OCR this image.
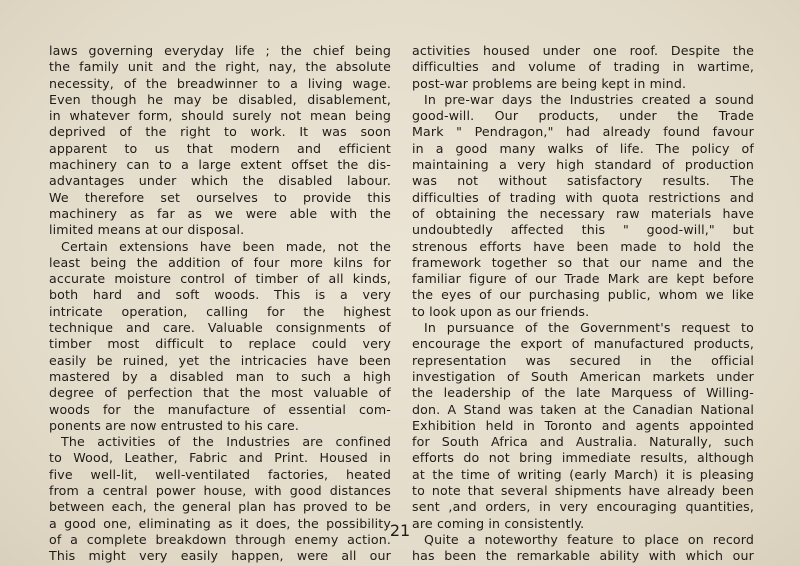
laws governing everyday life ; the chief being
the family unit and the right, nay, the absolute
necessity, of the breadwinner to a living wage.
Even though he may be disabled, disablement,
in whatever form, should surely not mean being
deprived of the right to work. It was soon
apparent to us that modern and efficient
machinery can to a large extent offset the dis-
advantages under which the disabled labour.
We therefore set ourselves to provide this
machinery as far as we were able with the
limited means at our disposal.
Certain extensions have been made, not the
least being the addition of four more kilns for
accurate moisture control of timber of all kinds,
both hard and soft woods. This is a very
intricate operation, calling for the highest
technique and care. Valuable consignments of
timber most difficult to replace could very
easily be ruined, yet the intricacies have been
mastered by a disabled man to such a high
degree of perfection that the most valuable of
woods for the manufacture of essential com-
ponents are now entrusted to his care.
The activities of the Industries are confined
to Wood, Leather, Fabric and Print. Housed in
five well-lit, well-ventilated factories, heated
from a central power house, with good distances
between each, the general plan has proved to be
a good one, eliminating as it does, the possibility
of a complete breakdown through enemy action.
This might very easily happen, were all our
activities housed under one roof. Despite the
difficulties and volume of trading in wartime,
post-war problems are being kept in mind.
In pre-war days the Industries created a sound
good-will. Our products, under the Trade
Mark " Pendragon," had already found favour
in a good many walks of life. The policy of
maintaining a very high standard of production
was not without satisfactory results. The
difficulties of trading with quota restrictions and
of obtaining the necessary raw materials have
undoubtedly affected this " good-will," but
strenous efforts have been made to hold the
framework together so that our name and the
familiar figure of our Trade Mark are kept before
the eyes of our purchasing public, whom we like
to look upon as our friends.
In pursuance of the Government's request to
encourage the export of manufactured products,
representation was secured in the official
investigation of South American markets under
the leadership of the late Marquess of Willing-
don. A Stand was taken at the Canadian National
Exhibition held in Toronto and agents appointed
for South Africa and Australia. Naturally, such
efforts do not bring immediate results, although
at the time of writing (early March) it is pleasing
to note that several shipments have already been
sent ,and orders, in very encouraging quantities,
are coming in consistently.
Quite a noteworthy feature to place on record
has been the remarkable ability with which our
21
========
Given request:
Lines of the material that contain the word "care" are to be gathered.

Solution to this problem:
technique and care. Valuable consignments of
ponents are now entrusted to his care.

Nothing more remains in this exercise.